-- start Data excerpts --
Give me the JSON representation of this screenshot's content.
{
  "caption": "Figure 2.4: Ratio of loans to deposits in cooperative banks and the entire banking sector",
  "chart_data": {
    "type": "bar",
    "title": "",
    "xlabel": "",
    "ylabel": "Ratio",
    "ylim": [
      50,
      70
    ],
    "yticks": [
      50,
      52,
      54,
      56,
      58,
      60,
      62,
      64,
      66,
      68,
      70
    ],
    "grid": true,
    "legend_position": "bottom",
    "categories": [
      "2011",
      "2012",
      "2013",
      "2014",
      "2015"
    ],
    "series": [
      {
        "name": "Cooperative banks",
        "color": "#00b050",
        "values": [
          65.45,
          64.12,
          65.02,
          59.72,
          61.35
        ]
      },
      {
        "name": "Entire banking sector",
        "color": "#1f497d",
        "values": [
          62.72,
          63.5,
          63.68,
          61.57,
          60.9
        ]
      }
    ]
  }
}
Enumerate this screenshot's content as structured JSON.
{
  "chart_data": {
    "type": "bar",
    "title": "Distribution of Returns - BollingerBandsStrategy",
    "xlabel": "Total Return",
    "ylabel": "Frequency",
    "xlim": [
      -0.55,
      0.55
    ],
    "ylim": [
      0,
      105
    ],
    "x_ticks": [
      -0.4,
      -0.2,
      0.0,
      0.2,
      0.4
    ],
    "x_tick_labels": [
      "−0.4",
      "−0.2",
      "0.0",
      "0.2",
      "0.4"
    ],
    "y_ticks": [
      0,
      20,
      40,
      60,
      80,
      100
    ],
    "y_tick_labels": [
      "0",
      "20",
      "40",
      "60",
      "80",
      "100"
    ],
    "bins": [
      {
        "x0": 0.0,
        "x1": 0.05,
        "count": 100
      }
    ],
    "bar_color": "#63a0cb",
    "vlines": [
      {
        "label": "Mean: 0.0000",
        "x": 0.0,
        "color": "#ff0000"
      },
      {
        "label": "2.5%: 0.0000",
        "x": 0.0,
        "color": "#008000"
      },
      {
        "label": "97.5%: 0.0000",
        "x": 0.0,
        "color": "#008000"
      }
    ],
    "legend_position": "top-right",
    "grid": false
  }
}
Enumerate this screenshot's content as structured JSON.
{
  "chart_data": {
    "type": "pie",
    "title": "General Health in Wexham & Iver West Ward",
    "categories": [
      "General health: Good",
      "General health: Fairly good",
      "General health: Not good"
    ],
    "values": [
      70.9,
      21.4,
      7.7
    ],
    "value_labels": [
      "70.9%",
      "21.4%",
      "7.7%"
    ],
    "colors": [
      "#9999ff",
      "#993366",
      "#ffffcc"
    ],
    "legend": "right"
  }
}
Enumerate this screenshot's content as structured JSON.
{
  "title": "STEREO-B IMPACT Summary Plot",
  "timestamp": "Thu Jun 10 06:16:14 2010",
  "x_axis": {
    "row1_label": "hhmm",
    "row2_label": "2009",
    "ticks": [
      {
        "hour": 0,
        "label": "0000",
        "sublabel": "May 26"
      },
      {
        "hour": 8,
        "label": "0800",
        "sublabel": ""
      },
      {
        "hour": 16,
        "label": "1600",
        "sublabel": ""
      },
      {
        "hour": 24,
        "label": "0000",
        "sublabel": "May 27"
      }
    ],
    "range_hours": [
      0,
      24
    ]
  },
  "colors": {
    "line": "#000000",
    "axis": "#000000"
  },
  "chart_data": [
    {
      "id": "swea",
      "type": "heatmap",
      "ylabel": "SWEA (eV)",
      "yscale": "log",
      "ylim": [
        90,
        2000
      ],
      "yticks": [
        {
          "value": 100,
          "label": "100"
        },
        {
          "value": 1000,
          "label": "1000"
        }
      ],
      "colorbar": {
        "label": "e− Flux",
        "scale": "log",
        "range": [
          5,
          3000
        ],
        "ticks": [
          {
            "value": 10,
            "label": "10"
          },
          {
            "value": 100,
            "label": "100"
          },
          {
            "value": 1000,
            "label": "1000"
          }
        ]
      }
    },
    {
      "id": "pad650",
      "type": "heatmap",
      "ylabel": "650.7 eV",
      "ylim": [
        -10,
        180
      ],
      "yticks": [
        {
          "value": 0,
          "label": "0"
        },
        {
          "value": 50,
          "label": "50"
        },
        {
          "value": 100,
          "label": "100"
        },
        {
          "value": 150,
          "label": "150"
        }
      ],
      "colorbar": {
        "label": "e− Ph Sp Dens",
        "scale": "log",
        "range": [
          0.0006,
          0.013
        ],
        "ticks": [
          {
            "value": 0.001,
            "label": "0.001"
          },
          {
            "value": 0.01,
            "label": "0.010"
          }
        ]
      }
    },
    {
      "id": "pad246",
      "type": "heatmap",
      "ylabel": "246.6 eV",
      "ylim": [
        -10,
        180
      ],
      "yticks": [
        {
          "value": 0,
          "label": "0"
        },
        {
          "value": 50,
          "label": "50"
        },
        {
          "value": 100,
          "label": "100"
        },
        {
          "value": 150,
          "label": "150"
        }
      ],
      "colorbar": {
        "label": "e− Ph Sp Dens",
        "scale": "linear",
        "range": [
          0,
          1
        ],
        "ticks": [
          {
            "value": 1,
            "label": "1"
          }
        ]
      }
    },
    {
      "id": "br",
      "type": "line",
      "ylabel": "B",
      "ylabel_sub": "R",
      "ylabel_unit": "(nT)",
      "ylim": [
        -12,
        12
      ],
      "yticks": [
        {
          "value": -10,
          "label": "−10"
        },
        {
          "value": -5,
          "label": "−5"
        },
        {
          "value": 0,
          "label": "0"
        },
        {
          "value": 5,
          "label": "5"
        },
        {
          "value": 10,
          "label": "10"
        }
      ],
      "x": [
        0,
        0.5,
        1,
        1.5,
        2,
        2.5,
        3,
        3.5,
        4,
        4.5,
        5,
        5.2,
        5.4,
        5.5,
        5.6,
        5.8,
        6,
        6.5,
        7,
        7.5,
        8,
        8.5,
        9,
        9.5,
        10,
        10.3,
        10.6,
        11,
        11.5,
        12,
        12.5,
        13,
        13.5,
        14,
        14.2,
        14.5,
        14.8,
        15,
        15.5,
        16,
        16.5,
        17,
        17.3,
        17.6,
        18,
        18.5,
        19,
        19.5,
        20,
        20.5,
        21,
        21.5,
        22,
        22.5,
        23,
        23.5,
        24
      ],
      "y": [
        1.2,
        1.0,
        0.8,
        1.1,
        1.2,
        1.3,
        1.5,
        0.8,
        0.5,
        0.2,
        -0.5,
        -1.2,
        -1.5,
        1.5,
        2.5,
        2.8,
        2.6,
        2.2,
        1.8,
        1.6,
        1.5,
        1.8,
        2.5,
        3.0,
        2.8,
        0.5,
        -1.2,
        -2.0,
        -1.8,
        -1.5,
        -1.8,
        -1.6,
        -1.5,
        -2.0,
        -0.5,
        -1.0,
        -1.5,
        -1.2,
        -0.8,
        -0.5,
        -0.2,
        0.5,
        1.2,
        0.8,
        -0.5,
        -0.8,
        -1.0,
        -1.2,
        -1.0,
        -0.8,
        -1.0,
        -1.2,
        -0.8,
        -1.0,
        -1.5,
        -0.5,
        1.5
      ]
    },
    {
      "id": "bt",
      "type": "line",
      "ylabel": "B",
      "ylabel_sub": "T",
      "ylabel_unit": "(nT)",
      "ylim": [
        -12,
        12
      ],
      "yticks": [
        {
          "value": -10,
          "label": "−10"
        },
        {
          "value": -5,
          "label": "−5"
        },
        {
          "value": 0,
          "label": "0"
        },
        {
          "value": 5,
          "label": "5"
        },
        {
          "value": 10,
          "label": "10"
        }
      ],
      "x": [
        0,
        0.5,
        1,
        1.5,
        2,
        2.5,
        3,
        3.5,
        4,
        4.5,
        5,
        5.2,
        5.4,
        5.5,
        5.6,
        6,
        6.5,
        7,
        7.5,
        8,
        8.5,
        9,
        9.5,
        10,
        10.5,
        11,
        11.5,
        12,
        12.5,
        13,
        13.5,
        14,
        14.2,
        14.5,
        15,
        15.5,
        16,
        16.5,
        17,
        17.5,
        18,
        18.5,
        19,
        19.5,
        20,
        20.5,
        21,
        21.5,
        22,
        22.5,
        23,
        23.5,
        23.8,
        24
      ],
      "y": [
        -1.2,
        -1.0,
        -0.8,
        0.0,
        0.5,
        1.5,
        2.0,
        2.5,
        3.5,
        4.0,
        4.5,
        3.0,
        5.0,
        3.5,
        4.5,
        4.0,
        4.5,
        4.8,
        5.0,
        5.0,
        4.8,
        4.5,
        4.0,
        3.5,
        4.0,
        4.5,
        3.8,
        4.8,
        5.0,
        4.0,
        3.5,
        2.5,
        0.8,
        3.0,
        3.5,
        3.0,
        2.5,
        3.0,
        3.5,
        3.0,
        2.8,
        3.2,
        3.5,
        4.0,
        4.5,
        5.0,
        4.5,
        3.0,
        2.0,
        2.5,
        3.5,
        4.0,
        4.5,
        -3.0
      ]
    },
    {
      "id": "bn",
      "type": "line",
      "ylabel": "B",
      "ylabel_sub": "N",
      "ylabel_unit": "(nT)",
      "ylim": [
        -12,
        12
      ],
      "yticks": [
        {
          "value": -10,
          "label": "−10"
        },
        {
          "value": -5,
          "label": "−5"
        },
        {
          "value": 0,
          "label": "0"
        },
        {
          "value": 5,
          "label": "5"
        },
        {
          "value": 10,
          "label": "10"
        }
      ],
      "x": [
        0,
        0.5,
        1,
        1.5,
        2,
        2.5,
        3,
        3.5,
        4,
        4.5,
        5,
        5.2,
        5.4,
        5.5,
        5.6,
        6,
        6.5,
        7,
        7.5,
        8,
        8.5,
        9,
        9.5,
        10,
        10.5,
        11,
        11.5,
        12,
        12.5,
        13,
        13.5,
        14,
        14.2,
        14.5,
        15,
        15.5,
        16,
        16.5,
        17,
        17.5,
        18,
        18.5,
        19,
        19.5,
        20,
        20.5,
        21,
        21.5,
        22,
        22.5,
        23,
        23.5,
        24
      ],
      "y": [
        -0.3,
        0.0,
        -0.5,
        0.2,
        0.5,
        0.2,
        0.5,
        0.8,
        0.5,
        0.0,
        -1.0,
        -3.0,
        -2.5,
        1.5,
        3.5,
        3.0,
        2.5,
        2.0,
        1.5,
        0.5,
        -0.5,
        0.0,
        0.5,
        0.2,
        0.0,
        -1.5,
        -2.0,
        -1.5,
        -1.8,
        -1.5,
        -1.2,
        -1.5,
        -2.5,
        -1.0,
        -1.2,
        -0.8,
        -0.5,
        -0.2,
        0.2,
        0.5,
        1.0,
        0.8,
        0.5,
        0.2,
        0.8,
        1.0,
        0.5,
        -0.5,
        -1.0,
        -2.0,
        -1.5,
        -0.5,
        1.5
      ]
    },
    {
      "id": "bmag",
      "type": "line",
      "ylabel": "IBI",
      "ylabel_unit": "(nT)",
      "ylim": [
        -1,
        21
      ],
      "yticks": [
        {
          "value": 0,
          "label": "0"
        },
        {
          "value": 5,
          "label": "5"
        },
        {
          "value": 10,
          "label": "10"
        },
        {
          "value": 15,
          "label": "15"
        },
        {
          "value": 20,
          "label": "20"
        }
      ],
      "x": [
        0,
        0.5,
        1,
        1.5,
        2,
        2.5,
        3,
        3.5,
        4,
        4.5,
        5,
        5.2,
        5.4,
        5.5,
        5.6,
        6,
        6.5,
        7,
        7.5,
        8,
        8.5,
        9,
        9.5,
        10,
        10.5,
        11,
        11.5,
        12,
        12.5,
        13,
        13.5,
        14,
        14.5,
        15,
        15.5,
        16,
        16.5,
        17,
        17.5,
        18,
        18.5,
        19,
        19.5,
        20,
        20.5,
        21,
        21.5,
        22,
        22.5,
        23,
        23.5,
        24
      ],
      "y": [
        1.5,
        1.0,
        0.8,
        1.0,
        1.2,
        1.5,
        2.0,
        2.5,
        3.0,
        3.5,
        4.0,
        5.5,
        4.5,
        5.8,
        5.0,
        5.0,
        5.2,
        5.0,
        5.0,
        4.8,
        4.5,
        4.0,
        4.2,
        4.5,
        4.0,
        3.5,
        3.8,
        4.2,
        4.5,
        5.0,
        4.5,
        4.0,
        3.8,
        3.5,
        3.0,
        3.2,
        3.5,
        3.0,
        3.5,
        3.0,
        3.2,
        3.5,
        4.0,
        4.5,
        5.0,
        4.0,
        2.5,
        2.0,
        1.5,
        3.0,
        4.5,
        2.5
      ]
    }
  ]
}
-- end Data excerpts --
→ Exercise task
Select the lines that carry the string "General" and copy them.

→ Exercise result
    "title": "General Health in Wexham & Iver West Ward",
      "General health: Good",
      "General health: Fairly good",
      "General health: Not good"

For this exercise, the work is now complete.